Source records
******

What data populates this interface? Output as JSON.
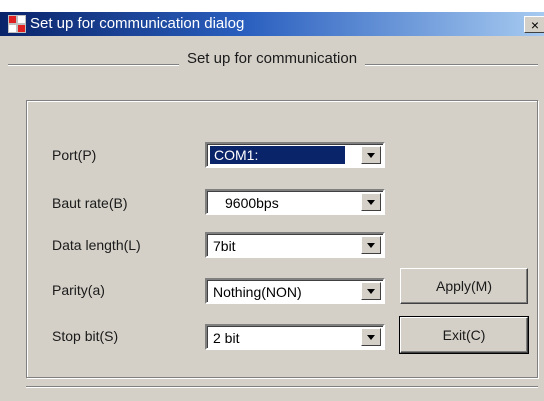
{
  "window": {
    "title": "Set up for communication dialog",
    "close_label": "×"
  },
  "dialog": {
    "header": "Set up for communication"
  },
  "fields": [
    {
      "label": "Port(P)",
      "value": "COM1:"
    },
    {
      "label": "Baut rate(B)",
      "value": "9600bps"
    },
    {
      "label": "Data length(L)",
      "value": "7bit"
    },
    {
      "label": "Parity(a)",
      "value": "Nothing(NON)"
    },
    {
      "label": "Stop bit(S)",
      "value": "2 bit"
    }
  ],
  "buttons": {
    "apply": "Apply(M)",
    "exit": "Exit(C)"
  },
  "colors": {
    "titlebar_start": "#0a246a",
    "titlebar_end": "#a6caf0",
    "face": "#d4d0c8",
    "selection": "#0a246a"
  }
}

******

» **YOUR TASK**
Pull out each line containing the word "dialog" and copy it.

» **SOLUTION BELOW**
    "title": "Set up for communication dialog",
  "dialog": {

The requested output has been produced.